▶ WHAT IS BEING ASKED
Please write the listing below out again exactly, leaving every picture behind.

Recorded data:

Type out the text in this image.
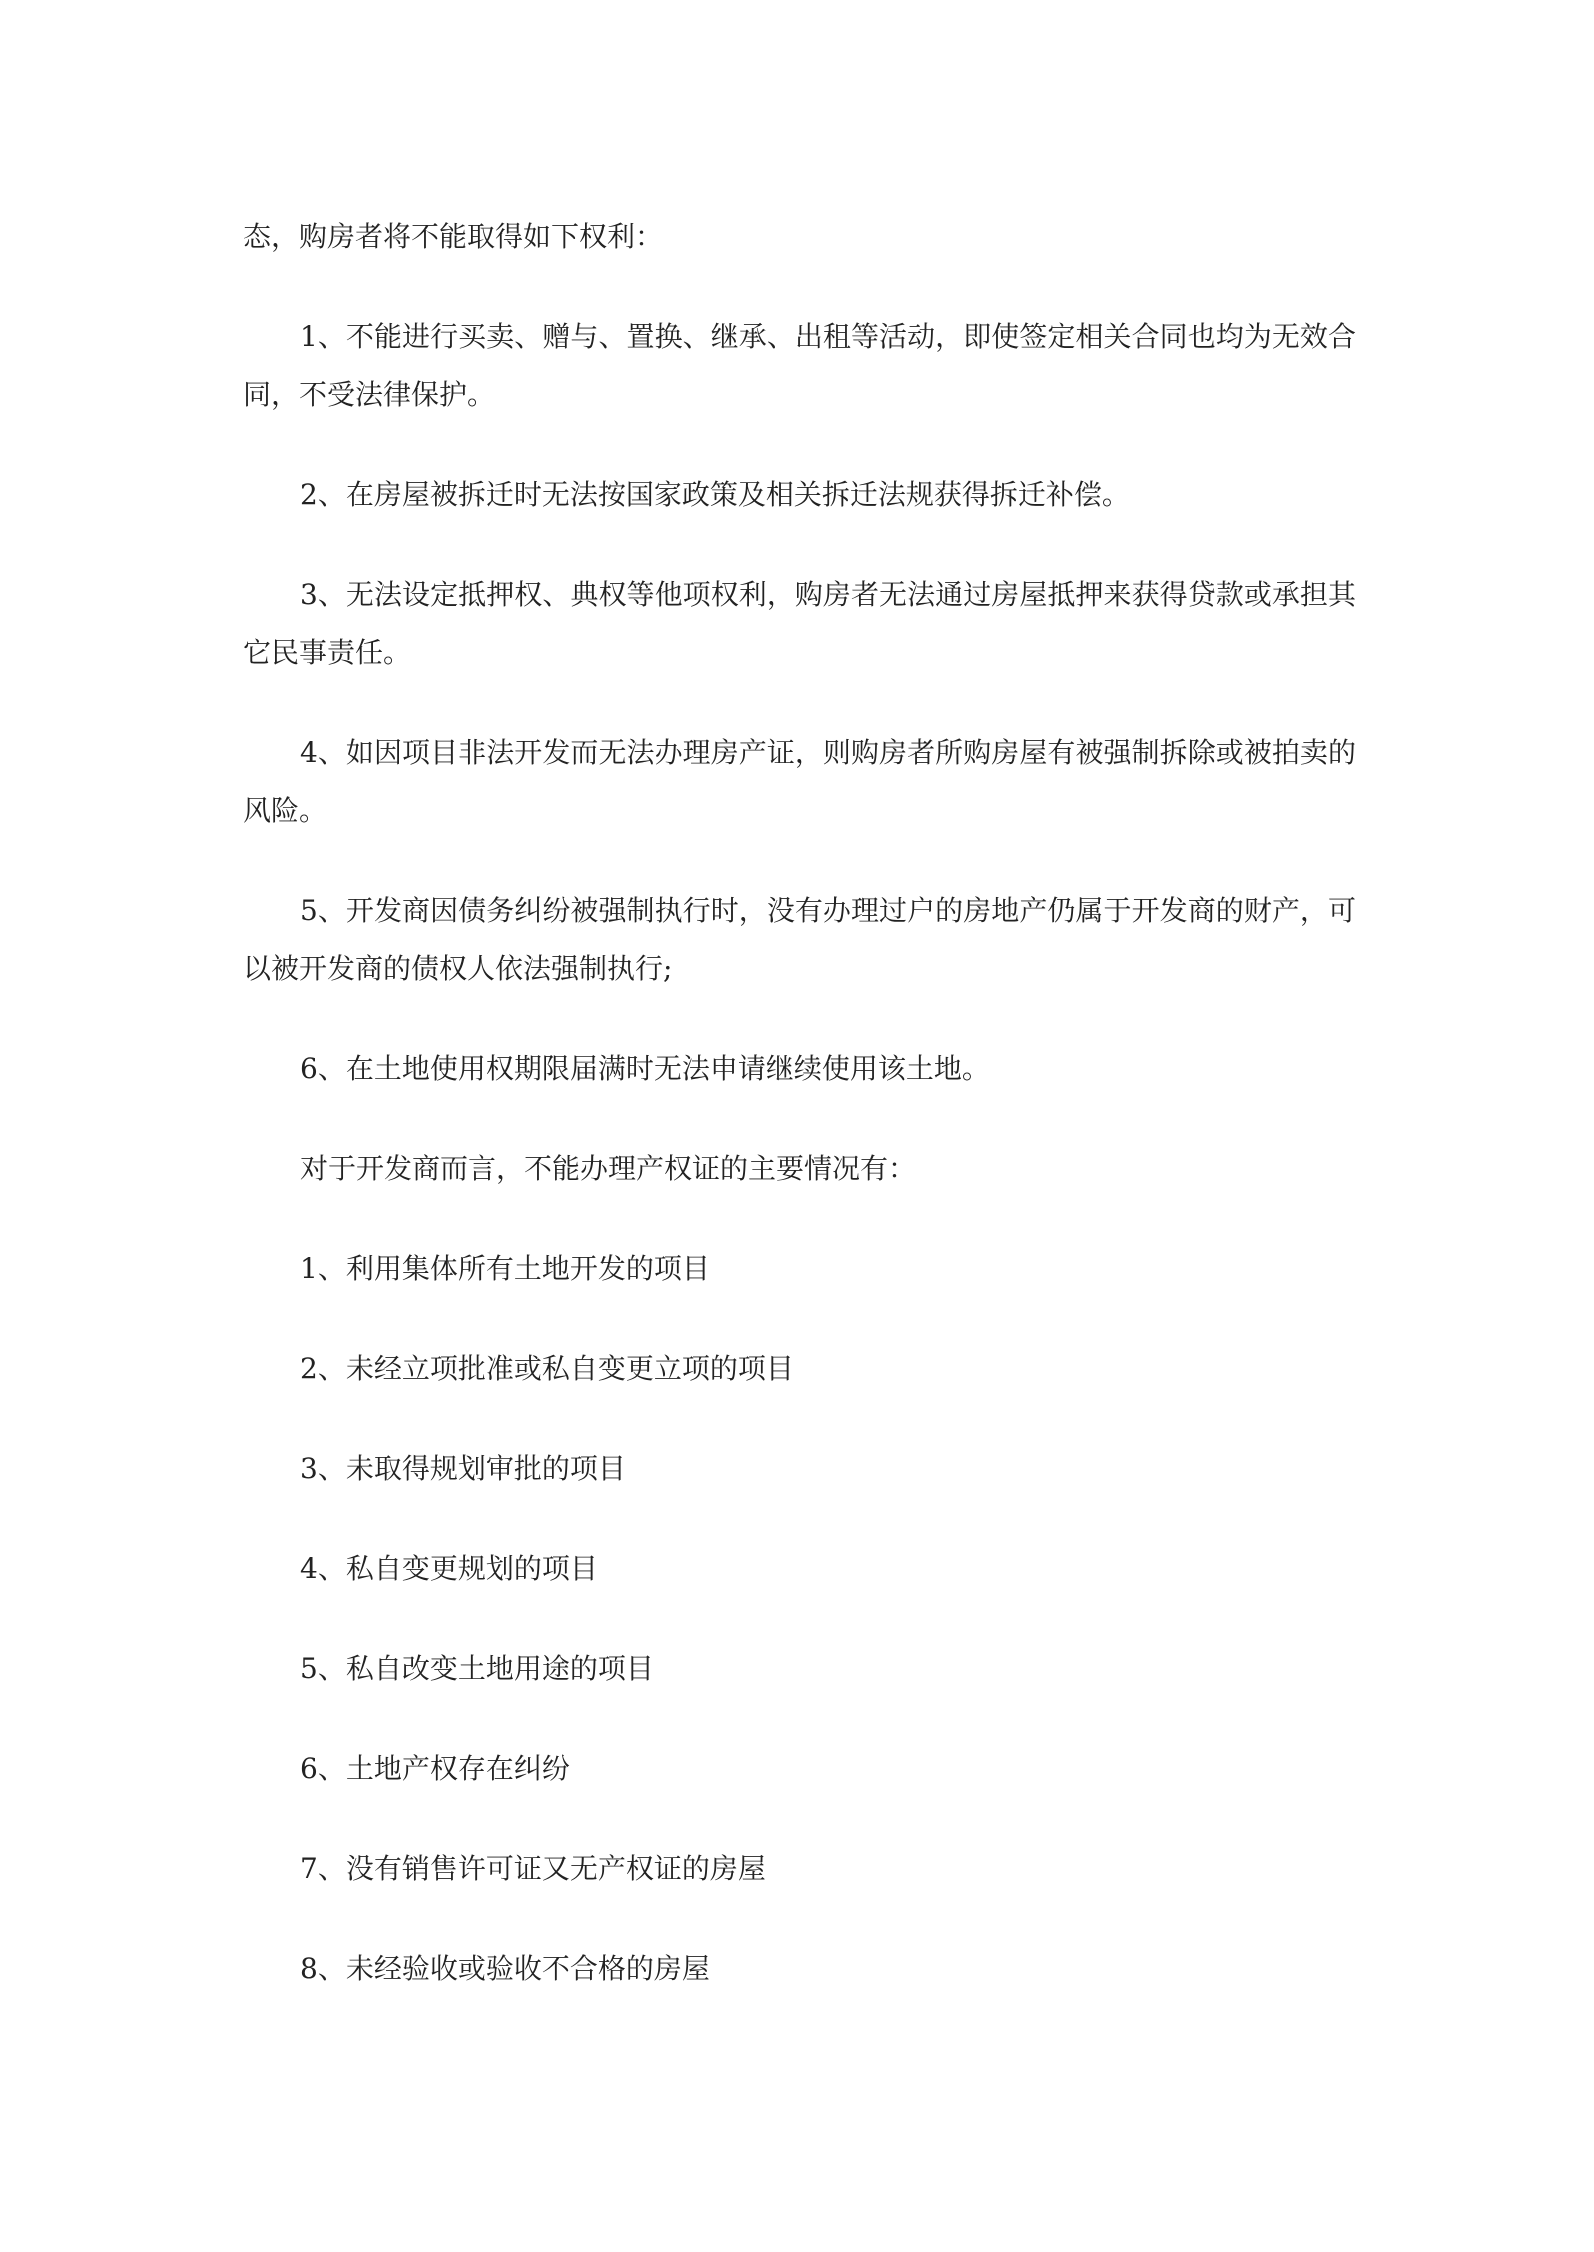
态，购房者将不能取得如下权利：

1、不能进行买卖、赠与、置换、继承、出租等活动，即使签定相关合同也均为无效合同，不受法律保护。

2、在房屋被拆迁时无法按国家政策及相关拆迁法规获得拆迁补偿。

3、无法设定抵押权、典权等他项权利，购房者无法通过房屋抵押来获得贷款或承担其它民事责任。

4、如因项目非法开发而无法办理房产证，则购房者所购房屋有被强制拆除或被拍卖的风险。

5、开发商因债务纠纷被强制执行时，没有办理过户的房地产仍属于开发商的财产，可以被开发商的债权人依法强制执行;

6、在土地使用权期限届满时无法申请继续使用该土地。

对于开发商而言，不能办理产权证的主要情况有：

1、利用集体所有土地开发的项目

2、未经立项批准或私自变更立项的项目

3、未取得规划审批的项目

4、私自变更规划的项目

5、私自改变土地用途的项目

6、土地产权存在纠纷

7、没有销售许可证又无产权证的房屋

8、未经验收或验收不合格的房屋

▶ SOLUTION TO THE EXERCISE
Type out the text in this image.
态，购房者将不能取得如下权利：

1、不能进行买卖、赠与、置换、继承、出租等活动，即使签定相关合同也均为无效合同，不受法律保护。

2、在房屋被拆迁时无法按国家政策及相关拆迁法规获得拆迁补偿。

3、无法设定抵押权、典权等他项权利，购房者无法通过房屋抵押来获得贷款或承担其它民事责任。

4、如因项目非法开发而无法办理房产证，则购房者所购房屋有被强制拆除或被拍卖的风险。

5、开发商因债务纠纷被强制执行时，没有办理过户的房地产仍属于开发商的财产，可以被开发商的债权人依法强制执行;

6、在土地使用权期限届满时无法申请继续使用该土地。

对于开发商而言，不能办理产权证的主要情况有：

1、利用集体所有土地开发的项目

2、未经立项批准或私自变更立项的项目

3、未取得规划审批的项目

4、私自变更规划的项目

5、私自改变土地用途的项目

6、土地产权存在纠纷

7、没有销售许可证又无产权证的房屋

8、未经验收或验收不合格的房屋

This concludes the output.